__What the task asks__. Examine the material below and count the lines that hold the word "pregnancy". Report only the number.

(Collected data)

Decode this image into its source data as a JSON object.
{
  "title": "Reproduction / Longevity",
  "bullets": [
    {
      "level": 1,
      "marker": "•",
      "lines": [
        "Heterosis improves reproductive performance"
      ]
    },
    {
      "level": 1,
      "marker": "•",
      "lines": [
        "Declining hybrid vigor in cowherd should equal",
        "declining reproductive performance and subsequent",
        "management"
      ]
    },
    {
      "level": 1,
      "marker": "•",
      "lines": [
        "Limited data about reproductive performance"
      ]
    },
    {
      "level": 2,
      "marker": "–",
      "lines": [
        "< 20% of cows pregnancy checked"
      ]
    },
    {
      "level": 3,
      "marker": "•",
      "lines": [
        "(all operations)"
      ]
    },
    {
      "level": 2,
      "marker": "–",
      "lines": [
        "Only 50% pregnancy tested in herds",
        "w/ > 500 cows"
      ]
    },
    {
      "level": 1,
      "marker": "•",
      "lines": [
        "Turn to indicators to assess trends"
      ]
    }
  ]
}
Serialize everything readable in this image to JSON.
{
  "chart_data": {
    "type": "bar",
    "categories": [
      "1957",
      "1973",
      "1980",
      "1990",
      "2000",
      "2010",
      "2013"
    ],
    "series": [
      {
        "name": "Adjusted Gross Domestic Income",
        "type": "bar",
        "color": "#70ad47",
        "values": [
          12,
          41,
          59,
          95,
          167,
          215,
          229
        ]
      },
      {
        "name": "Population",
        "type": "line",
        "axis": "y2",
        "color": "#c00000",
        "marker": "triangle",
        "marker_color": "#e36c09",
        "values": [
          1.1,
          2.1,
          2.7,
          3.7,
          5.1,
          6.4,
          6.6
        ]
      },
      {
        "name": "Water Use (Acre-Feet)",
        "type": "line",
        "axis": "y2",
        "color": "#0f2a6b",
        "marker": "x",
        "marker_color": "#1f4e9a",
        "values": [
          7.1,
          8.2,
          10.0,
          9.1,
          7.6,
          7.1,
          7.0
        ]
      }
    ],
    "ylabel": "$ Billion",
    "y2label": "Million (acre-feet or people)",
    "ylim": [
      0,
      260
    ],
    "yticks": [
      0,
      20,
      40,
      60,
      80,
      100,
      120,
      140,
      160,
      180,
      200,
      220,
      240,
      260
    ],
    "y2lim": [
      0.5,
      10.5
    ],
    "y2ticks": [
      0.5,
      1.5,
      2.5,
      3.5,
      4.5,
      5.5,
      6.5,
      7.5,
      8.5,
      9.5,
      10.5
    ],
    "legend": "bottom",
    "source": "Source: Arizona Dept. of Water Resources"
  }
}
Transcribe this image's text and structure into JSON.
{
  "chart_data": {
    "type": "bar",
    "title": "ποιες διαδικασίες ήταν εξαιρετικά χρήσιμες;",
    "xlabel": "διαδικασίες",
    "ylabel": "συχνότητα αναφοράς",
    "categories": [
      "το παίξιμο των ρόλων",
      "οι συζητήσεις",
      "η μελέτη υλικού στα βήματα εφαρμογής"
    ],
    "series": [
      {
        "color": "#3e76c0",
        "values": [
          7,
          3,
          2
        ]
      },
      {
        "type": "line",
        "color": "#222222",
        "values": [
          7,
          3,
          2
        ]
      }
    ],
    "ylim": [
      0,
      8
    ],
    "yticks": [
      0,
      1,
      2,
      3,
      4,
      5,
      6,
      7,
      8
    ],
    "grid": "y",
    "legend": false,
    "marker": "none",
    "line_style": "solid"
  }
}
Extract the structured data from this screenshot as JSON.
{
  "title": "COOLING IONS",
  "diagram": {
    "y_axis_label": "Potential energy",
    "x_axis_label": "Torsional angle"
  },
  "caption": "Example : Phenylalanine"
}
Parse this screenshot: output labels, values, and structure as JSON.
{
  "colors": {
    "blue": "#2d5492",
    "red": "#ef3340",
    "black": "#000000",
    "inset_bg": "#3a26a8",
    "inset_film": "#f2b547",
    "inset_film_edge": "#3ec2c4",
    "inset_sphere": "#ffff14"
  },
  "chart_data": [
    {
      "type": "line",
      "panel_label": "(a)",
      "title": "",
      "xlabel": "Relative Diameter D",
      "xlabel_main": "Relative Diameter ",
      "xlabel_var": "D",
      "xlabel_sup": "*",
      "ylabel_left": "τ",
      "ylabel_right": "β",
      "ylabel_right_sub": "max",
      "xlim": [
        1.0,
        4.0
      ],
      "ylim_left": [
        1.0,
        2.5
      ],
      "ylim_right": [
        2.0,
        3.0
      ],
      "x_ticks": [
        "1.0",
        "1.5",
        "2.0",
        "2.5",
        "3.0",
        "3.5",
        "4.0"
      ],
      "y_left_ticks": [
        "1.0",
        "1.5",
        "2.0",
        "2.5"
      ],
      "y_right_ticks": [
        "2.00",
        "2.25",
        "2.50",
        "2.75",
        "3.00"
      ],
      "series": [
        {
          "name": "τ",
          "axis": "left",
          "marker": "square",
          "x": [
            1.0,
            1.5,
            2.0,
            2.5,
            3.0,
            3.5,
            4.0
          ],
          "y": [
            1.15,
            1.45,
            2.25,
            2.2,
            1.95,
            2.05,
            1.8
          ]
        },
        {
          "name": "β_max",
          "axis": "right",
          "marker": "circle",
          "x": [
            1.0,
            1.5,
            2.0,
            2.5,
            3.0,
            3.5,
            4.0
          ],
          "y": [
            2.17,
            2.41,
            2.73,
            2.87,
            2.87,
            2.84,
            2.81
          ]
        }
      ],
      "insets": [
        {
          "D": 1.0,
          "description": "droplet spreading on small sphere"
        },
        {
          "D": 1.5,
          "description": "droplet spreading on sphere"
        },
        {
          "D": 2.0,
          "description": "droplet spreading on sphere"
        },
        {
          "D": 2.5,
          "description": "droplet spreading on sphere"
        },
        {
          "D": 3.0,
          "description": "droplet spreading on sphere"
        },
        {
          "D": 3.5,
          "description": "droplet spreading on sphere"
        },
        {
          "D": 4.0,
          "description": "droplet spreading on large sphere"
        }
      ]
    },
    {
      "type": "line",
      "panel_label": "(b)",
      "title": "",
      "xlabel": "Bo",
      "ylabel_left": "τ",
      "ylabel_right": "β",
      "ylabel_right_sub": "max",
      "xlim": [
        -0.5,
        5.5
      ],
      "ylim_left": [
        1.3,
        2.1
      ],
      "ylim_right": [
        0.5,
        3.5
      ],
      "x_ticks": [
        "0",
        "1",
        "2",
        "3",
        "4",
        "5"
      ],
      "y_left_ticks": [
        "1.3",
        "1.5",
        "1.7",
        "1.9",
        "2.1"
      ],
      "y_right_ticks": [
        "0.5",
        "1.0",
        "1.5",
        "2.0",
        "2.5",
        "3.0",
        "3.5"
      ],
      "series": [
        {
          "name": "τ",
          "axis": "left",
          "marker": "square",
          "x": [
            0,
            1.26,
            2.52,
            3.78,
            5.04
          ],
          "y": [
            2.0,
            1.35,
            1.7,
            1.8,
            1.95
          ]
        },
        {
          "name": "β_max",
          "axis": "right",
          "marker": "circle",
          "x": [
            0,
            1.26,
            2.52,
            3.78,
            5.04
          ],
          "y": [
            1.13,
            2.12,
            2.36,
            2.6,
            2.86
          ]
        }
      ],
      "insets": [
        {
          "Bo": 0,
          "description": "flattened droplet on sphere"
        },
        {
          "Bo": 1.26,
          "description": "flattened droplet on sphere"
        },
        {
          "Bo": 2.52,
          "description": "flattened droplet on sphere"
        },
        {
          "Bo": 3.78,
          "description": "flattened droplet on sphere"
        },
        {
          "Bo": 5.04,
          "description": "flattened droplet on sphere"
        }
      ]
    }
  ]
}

__The output__. 2